- **Task material**

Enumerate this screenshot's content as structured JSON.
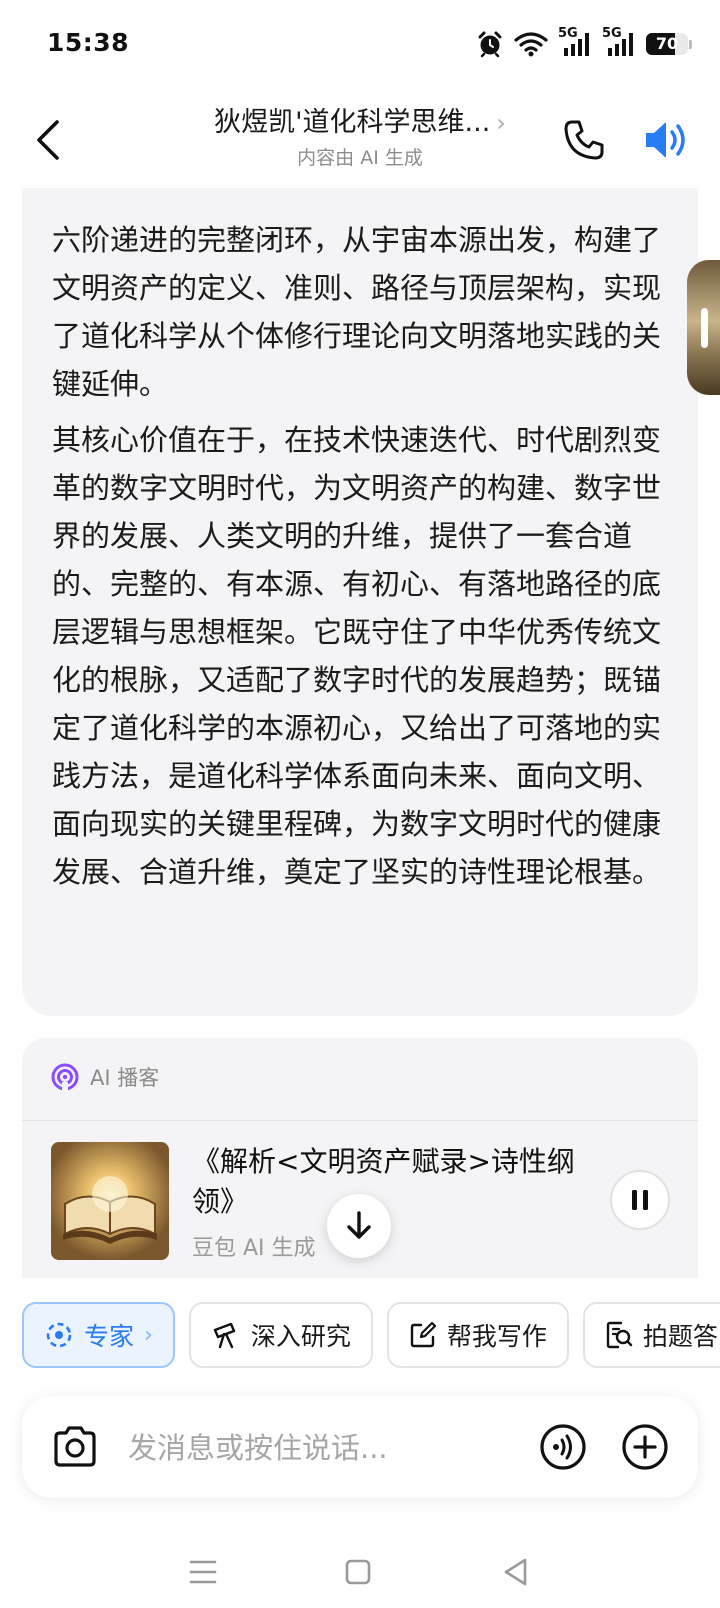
{
  "status_bar": {
    "time": "15:38",
    "signal_1": "5G",
    "signal_2": "5G",
    "battery": "70",
    "battery_level": 0.7
  },
  "header": {
    "title": "狄煜凯'道化科学思维...",
    "title_chevron": "›",
    "subtitle": "内容由 AI 生成",
    "accent_color": "#2a7bf6"
  },
  "message": {
    "paragraph_1": "六阶递进的完整闭环，从宇宙本源出发，构建了文明资产的定义、准则、路径与顶层架构，实现了道化科学从个体修行理论向文明落地实践的关键延伸。",
    "paragraph_2": "其核心价值在于，在技术快速迭代、时代剧烈变革的数字文明时代，为文明资产的构建、数字世界的发展、人类文明的升维，提供了一套合道的、完整的、有本源、有初心、有落地路径的底层逻辑与思想框架。它既守住了中华优秀传统文化的根脉，又适配了数字时代的发展趋势；既锚定了道化科学的本源初心，又给出了可落地的实践方法，是道化科学体系面向未来、面向文明、面向现实的关键里程碑，为数字文明时代的健康发展、合道升维，奠定了坚实的诗性理论根基。"
  },
  "podcast": {
    "label": "AI 播客",
    "title": "《解析<文明资产赋录>诗性纲领》",
    "source": "豆包 AI 生成",
    "icon_color": "#8a4dff"
  },
  "chips": [
    {
      "label": "专家",
      "icon": "expert-icon"
    },
    {
      "label": "深入研究",
      "icon": "telescope-icon"
    },
    {
      "label": "帮我写作",
      "icon": "edit-icon"
    },
    {
      "label": "拍题答",
      "icon": "photo-question-icon"
    }
  ],
  "input": {
    "placeholder": "发消息或按住说话..."
  }
}
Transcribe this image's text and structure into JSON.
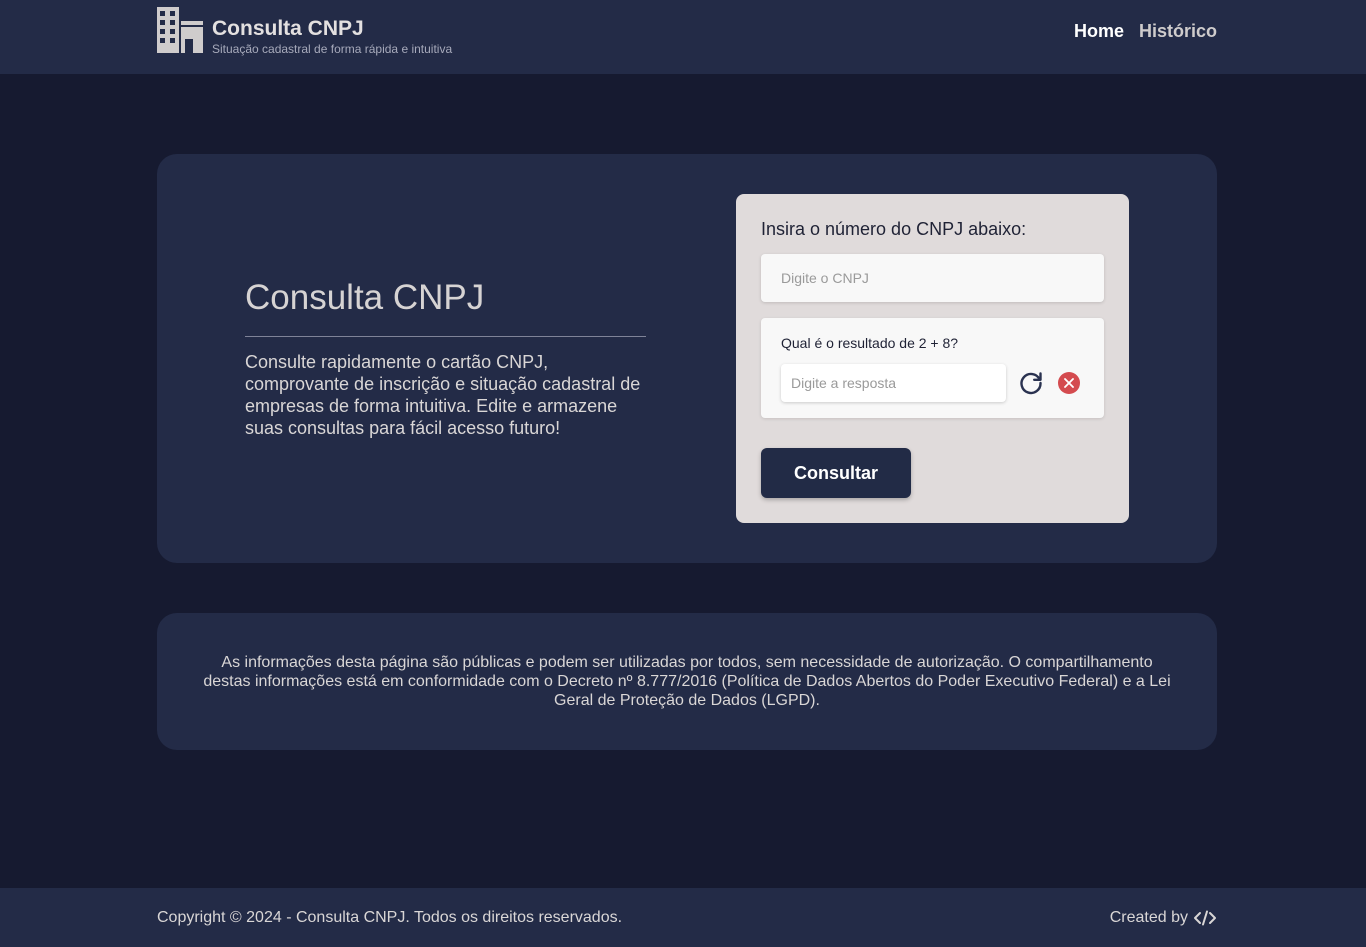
{
  "header": {
    "title": "Consulta CNPJ",
    "subtitle": "Situação cadastral de forma rápida e intuitiva",
    "logo_icon": "building-icon",
    "nav": [
      {
        "label": "Home",
        "active": true
      },
      {
        "label": "Histórico",
        "active": false
      }
    ]
  },
  "hero": {
    "title": "Consulta CNPJ",
    "description": "Consulte rapidamente o cartão CNPJ, comprovante de inscrição e situação cadastral de empresas de forma intuitiva. Edite e armazene suas consultas para fácil acesso futuro!"
  },
  "form": {
    "label": "Insira o número do CNPJ abaixo:",
    "cnpj_placeholder": "Digite o CNPJ",
    "cnpj_value": "",
    "captcha": {
      "question": "Qual é o resultado de 2 + 8?",
      "placeholder": "Digite a resposta",
      "value": "",
      "refresh_icon": "refresh-icon",
      "clear_icon": "close-circle-icon"
    },
    "submit_label": "Consultar"
  },
  "info": {
    "text": "As informações desta página são públicas e podem ser utilizadas por todos, sem necessidade de autorização. O compartilhamento destas informações está em conformidade com o Decreto nº 8.777/2016 (Política de Dados Abertos do Poder Executivo Federal) e a Lei Geral de Proteção de Dados (LGPD)."
  },
  "footer": {
    "copyright": "Copyright © 2024 - Consulta CNPJ. Todos os direitos reservados.",
    "created_by": "Created by",
    "created_icon": "code-icon"
  },
  "colors": {
    "background": "#161a30",
    "card": "#232b47",
    "form_card": "#e0dbdb",
    "danger": "#d44b4f"
  }
}
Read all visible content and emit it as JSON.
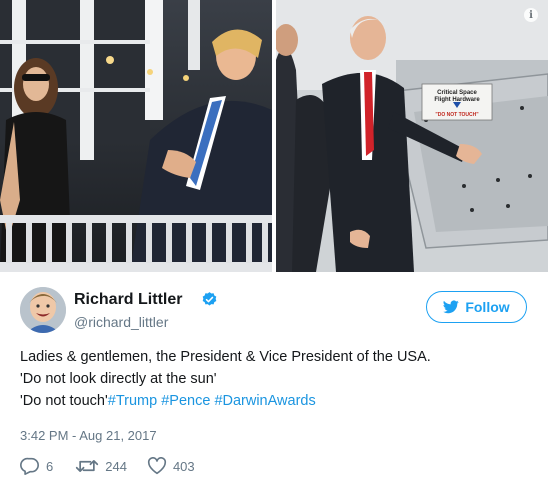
{
  "author": {
    "name": "Richard Littler",
    "handle": "@richard_littler",
    "verified": true
  },
  "follow_button": {
    "label": "Follow"
  },
  "photo_left_icon": "info-icon",
  "photo_right_sign": {
    "line1": "Critical Space",
    "line2": "Flight Hardware",
    "line3": "\"DO NOT TOUCH\""
  },
  "tweet": {
    "line1": "Ladies & gentlemen, the President & Vice President of the USA.",
    "line2": "'Do not look directly at the sun'",
    "line3_prefix": "'Do not touch'",
    "hashtags": [
      "#Trump",
      "#Pence",
      "#DarwinAwards"
    ]
  },
  "timestamp": "3:42 PM - Aug 21, 2017",
  "actions": {
    "replies": "6",
    "retweets": "244",
    "likes": "403"
  },
  "colors": {
    "link": "#1b95e0",
    "follow": "#1da1f2",
    "meta": "#657786"
  }
}
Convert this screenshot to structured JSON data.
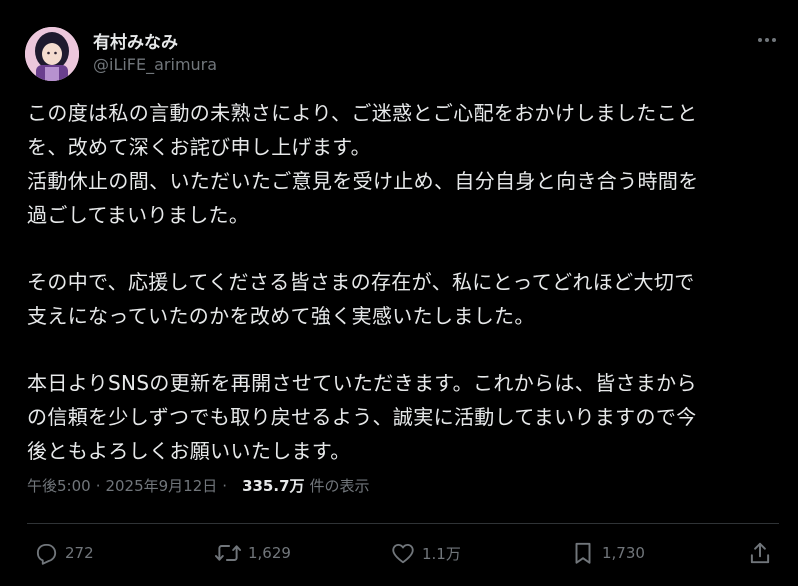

- **Your task**
Pictures stay out; reproduce every line of the records exactly.

- **Response to this exercise**
Enumerate this screenshot's content as structured JSON.
{
  "status_bar": {
    "time": "15:38",
    "signal_1": "5G",
    "signal_2": "5G",
    "battery": "70",
    "battery_level": 0.7
  },
  "header": {
    "title": "狄煜凯'道化科学思维...",
    "title_chevron": "›",
    "subtitle": "内容由 AI 生成",
    "accent_color": "#2a7bf6"
  },
  "message": {
    "paragraph_1": "六阶递进的完整闭环，从宇宙本源出发，构建了文明资产的定义、准则、路径与顶层架构，实现了道化科学从个体修行理论向文明落地实践的关键延伸。",
    "paragraph_2": "其核心价值在于，在技术快速迭代、时代剧烈变革的数字文明时代，为文明资产的构建、数字世界的发展、人类文明的升维，提供了一套合道的、完整的、有本源、有初心、有落地路径的底层逻辑与思想框架。它既守住了中华优秀传统文化的根脉，又适配了数字时代的发展趋势；既锚定了道化科学的本源初心，又给出了可落地的实践方法，是道化科学体系面向未来、面向文明、面向现实的关键里程碑，为数字文明时代的健康发展、合道升维，奠定了坚实的诗性理论根基。"
  },
  "podcast": {
    "label": "AI 播客",
    "title": "《解析<文明资产赋录>诗性纲领》",
    "source": "豆包 AI 生成",
    "icon_color": "#8a4dff"
  },
  "chips": [
    {
      "label": "专家",
      "icon": "expert-icon"
    },
    {
      "label": "深入研究",
      "icon": "telescope-icon"
    },
    {
      "label": "帮我写作",
      "icon": "edit-icon"
    },
    {
      "label": "拍题答",
      "icon": "photo-question-icon"
    }
  ],
  "input": {
    "placeholder": "发消息或按住说话..."
  }
}
Transcribe this image's text and structure into JSON.
{
  "header": {
    "title": "Consulta CNPJ",
    "subtitle": "Situação cadastral de forma rápida e intuitiva",
    "logo_icon": "building-icon",
    "nav": [
      {
        "label": "Home",
        "active": true
      },
      {
        "label": "Histórico",
        "active": false
      }
    ]
  },
  "hero": {
    "title": "Consulta CNPJ",
    "description": "Consulte rapidamente o cartão CNPJ, comprovante de inscrição e situação cadastral de empresas de forma intuitiva. Edite e armazene suas consultas para fácil acesso futuro!"
  },
  "form": {
    "label": "Insira o número do CNPJ abaixo:",
    "cnpj_placeholder": "Digite o CNPJ",
    "cnpj_value": "",
    "captcha": {
      "question": "Qual é o resultado de 2 + 8?",
      "placeholder": "Digite a resposta",
      "value": "",
      "refresh_icon": "refresh-icon",
      "clear_icon": "close-circle-icon"
    },
    "submit_label": "Consultar"
  },
  "info": {
    "text": "As informações desta página são públicas e podem ser utilizadas por todos, sem necessidade de autorização. O compartilhamento destas informações está em conformidade com o Decreto nº 8.777/2016 (Política de Dados Abertos do Poder Executivo Federal) e a Lei Geral de Proteção de Dados (LGPD)."
  },
  "footer": {
    "copyright": "Copyright © 2024 - Consulta CNPJ. Todos os direitos reservados.",
    "created_by": "Created by",
    "created_icon": "code-icon"
  },
  "colors": {
    "background": "#161a30",
    "card": "#232b47",
    "form_card": "#e0dbdb",
    "danger": "#d44b4f"
  }
}
Read all visible content and emit it as JSON.
{
  "author": {
    "name": "Richard Littler",
    "handle": "@richard_littler",
    "verified": true
  },
  "follow_button": {
    "label": "Follow"
  },
  "photo_left_icon": "info-icon",
  "photo_right_sign": {
    "line1": "Critical Space",
    "line2": "Flight Hardware",
    "line3": "\"DO NOT TOUCH\""
  },
  "tweet": {
    "line1": "Ladies & gentlemen, the President & Vice President of the USA.",
    "line2": "'Do not look directly at the sun'",
    "line3_prefix": "'Do not touch'",
    "hashtags": [
      "#Trump",
      "#Pence",
      "#DarwinAwards"
    ]
  },
  "timestamp": "3:42 PM - Aug 21, 2017",
  "actions": {
    "replies": "6",
    "retweets": "244",
    "likes": "403"
  },
  "colors": {
    "link": "#1b95e0",
    "follow": "#1da1f2",
    "meta": "#657786"
  }
}
Convert this screenshot to structured JSON data.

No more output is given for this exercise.